## Collected data
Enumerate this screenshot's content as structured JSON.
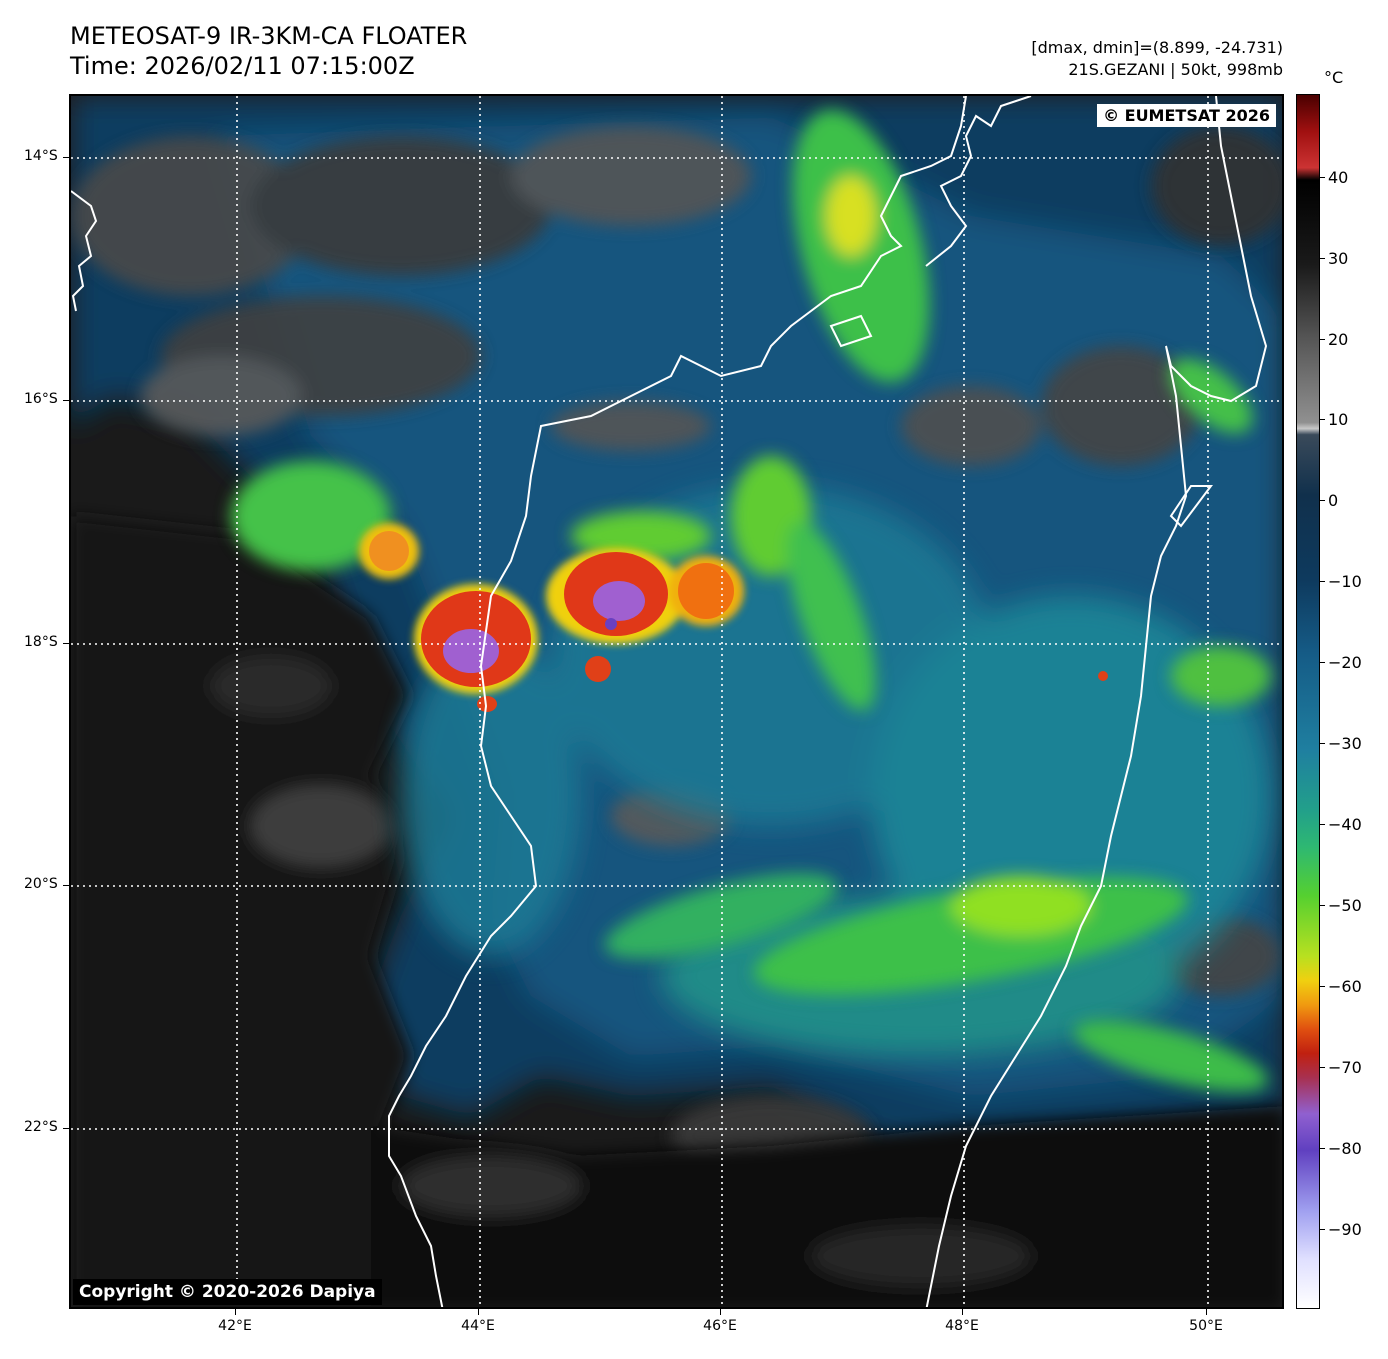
{
  "header": {
    "title_line1": "METEOSAT-9 IR-3KM-CA FLOATER",
    "title_line2": "Time: 2026/02/11 07:15:00Z",
    "info_line1": "[dmax, dmin]=(8.899, -24.731)",
    "info_line2": "21S.GEZANI | 50kt, 998mb"
  },
  "map": {
    "badge_top_right": "© EUMETSAT 2026",
    "badge_bottom_left": "Copyright © 2020-2026 Dapiya",
    "lat_labels": [
      "14°S",
      "16°S",
      "18°S",
      "20°S",
      "22°S"
    ],
    "lon_labels": [
      "42°E",
      "44°E",
      "46°E",
      "48°E",
      "50°E"
    ]
  },
  "colorbar": {
    "unit": "°C",
    "labels": [
      "40",
      "30",
      "20",
      "10",
      "0",
      "−10",
      "−20",
      "−30",
      "−40",
      "−50",
      "−60",
      "−70",
      "−80",
      "−90"
    ]
  },
  "colors": {
    "coast": "#ffffff",
    "cold_top": "#9b5fd0",
    "convection": "#e02810",
    "cloud_green": "#55d030",
    "ocean": "#0e3a5e"
  }
}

## The exercise
Transcribe the listing in full. Omit the pictures and keep every line exact.

## Full solution
Enumerate this screenshot's content as structured JSON.
{
  "header": {
    "title_line1": "METEOSAT-9 IR-3KM-CA FLOATER",
    "title_line2": "Time: 2026/02/11 07:15:00Z",
    "info_line1": "[dmax, dmin]=(8.899, -24.731)",
    "info_line2": "21S.GEZANI | 50kt, 998mb"
  },
  "map": {
    "badge_top_right": "© EUMETSAT 2026",
    "badge_bottom_left": "Copyright © 2020-2026 Dapiya",
    "lat_labels": [
      "14°S",
      "16°S",
      "18°S",
      "20°S",
      "22°S"
    ],
    "lon_labels": [
      "42°E",
      "44°E",
      "46°E",
      "48°E",
      "50°E"
    ]
  },
  "colorbar": {
    "unit": "°C",
    "labels": [
      "40",
      "30",
      "20",
      "10",
      "0",
      "−10",
      "−20",
      "−30",
      "−40",
      "−50",
      "−60",
      "−70",
      "−80",
      "−90"
    ]
  },
  "colors": {
    "coast": "#ffffff",
    "cold_top": "#9b5fd0",
    "convection": "#e02810",
    "cloud_green": "#55d030",
    "ocean": "#0e3a5e"
  }
}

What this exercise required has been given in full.